- **Do this**: Rewrite the records below, renaming every "nav-link" to "menu-link" and leaving all other text unchanged.

(Region annotation records)

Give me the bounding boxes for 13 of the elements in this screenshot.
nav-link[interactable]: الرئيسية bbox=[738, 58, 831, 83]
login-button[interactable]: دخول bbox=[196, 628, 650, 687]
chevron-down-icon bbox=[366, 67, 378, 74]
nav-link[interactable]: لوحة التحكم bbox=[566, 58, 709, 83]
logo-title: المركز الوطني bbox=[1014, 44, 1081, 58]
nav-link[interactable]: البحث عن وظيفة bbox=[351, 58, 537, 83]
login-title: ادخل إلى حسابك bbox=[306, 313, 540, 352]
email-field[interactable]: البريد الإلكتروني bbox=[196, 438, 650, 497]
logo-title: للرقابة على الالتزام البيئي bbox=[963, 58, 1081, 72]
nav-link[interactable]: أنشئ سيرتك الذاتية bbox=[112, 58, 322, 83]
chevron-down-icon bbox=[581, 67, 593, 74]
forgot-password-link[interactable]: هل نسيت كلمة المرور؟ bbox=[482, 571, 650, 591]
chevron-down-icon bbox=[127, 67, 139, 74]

- **Response to the exercise**:
Give me the bounding boxes for 13 of the elements in this screenshot.
menu-link[interactable]: الرئيسية bbox=[738, 58, 831, 83]
login-button[interactable]: دخول bbox=[196, 628, 650, 687]
chevron-down-icon bbox=[366, 67, 378, 74]
menu-link[interactable]: لوحة التحكم bbox=[566, 58, 709, 83]
logo-title: المركز الوطني bbox=[1014, 44, 1081, 58]
menu-link[interactable]: البحث عن وظيفة bbox=[351, 58, 537, 83]
login-title: ادخل إلى حسابك bbox=[306, 313, 540, 352]
email-field[interactable]: البريد الإلكتروني bbox=[196, 438, 650, 497]
logo-title: للرقابة على الالتزام البيئي bbox=[963, 58, 1081, 72]
menu-link[interactable]: أنشئ سيرتك الذاتية bbox=[112, 58, 322, 83]
chevron-down-icon bbox=[581, 67, 593, 74]
forgot-password-link[interactable]: هل نسيت كلمة المرور؟ bbox=[482, 571, 650, 591]
chevron-down-icon bbox=[127, 67, 139, 74]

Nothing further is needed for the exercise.